DATASET CONTENT -

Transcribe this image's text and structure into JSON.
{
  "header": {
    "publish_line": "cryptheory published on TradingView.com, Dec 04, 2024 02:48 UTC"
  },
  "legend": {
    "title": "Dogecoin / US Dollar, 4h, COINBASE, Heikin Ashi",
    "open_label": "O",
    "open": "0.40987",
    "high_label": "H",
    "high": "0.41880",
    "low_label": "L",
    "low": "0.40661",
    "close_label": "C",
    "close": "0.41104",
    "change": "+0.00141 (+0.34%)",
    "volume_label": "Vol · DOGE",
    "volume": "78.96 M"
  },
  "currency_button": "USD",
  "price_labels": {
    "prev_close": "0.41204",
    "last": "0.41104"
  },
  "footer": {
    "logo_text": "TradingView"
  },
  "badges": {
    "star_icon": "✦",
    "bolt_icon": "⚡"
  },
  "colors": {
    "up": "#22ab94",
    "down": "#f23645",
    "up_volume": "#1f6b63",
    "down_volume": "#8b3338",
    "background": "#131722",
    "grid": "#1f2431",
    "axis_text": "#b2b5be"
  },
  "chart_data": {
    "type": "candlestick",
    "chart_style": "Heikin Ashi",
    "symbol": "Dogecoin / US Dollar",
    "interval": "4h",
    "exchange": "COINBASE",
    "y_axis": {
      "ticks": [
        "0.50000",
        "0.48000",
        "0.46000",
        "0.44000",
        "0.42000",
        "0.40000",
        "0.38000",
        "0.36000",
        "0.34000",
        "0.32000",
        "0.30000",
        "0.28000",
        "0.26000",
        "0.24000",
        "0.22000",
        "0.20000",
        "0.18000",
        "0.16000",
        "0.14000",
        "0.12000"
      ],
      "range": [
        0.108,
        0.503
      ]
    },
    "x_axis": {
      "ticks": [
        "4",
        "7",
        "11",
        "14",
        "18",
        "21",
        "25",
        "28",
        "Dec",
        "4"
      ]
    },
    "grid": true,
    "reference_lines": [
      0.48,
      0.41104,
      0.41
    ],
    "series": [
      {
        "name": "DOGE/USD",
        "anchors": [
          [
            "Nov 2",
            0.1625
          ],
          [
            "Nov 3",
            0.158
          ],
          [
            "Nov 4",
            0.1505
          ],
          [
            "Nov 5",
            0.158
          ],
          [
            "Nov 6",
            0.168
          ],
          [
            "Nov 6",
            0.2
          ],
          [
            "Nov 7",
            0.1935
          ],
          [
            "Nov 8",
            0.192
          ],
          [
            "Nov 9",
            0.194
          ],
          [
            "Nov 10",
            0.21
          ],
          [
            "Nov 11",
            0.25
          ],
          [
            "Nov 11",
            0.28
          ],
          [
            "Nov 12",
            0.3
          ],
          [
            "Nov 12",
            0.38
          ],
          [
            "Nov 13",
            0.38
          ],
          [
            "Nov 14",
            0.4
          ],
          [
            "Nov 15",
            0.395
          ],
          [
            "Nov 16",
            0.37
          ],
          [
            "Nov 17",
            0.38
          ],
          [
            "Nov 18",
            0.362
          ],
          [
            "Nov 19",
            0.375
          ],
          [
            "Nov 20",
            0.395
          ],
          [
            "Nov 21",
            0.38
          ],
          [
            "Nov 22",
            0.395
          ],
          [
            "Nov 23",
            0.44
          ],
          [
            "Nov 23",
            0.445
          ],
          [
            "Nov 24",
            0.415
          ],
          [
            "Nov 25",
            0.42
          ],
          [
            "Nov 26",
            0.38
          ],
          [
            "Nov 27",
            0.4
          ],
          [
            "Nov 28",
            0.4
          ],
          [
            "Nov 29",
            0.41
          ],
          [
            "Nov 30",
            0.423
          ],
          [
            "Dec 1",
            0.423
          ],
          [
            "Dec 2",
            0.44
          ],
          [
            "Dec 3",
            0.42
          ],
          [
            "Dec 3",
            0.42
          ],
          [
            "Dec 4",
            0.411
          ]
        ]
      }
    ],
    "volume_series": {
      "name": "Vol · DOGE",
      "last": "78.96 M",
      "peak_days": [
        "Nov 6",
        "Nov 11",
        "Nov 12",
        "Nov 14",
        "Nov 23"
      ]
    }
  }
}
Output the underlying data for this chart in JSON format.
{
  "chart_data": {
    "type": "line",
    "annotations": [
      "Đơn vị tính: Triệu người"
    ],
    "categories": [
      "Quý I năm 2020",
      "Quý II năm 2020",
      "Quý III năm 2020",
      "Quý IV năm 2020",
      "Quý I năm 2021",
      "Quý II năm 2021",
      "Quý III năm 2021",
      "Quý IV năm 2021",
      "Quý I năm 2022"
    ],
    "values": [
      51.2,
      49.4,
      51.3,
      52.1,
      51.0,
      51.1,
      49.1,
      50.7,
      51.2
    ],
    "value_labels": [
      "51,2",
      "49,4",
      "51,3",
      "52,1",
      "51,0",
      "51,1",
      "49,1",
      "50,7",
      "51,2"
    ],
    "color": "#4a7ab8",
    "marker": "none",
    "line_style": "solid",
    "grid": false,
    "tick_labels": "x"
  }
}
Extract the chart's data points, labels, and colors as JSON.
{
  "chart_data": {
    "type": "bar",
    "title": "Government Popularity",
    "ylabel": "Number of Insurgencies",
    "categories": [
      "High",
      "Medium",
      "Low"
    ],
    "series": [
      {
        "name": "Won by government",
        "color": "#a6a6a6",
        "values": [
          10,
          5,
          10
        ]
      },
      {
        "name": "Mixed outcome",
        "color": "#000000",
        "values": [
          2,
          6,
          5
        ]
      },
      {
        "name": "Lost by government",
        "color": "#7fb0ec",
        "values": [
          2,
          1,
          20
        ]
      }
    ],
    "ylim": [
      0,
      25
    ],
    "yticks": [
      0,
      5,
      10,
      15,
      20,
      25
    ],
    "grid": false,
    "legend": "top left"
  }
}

WHAT IS NEEDED - Extract every line of the records above that contains the word "grid".

ANSWER IN FULL -
    "grid": "#1f2431",
    "grid": true,
    "grid": false,
    "grid": false,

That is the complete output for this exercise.